— BEGIN EXERCISE INPUT —
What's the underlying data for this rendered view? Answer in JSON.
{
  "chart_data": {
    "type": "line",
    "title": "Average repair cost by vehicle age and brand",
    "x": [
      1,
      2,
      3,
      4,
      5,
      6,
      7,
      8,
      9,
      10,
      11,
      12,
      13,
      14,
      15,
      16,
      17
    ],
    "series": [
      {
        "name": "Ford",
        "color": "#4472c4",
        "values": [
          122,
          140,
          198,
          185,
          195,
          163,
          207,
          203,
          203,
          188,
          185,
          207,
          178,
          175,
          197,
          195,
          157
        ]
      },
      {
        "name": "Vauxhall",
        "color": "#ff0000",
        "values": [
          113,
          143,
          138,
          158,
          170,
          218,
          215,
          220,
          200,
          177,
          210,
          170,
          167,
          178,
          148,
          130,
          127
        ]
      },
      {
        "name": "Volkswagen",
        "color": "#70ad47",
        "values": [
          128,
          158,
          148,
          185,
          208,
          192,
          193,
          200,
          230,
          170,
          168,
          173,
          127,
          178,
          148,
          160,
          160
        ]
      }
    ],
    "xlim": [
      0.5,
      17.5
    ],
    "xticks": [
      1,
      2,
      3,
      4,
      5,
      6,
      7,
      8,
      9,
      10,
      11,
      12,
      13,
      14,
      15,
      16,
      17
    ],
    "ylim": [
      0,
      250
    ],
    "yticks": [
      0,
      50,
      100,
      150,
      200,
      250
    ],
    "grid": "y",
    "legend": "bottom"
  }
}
— END EXERCISE INPUT —
* **WRITTEN TASK**:
Collect every line from the records above that contains the word "color".

* **WRITTEN SOLUTION**:
        "color": "#4472c4",
        "color": "#ff0000",
        "color": "#70ad47",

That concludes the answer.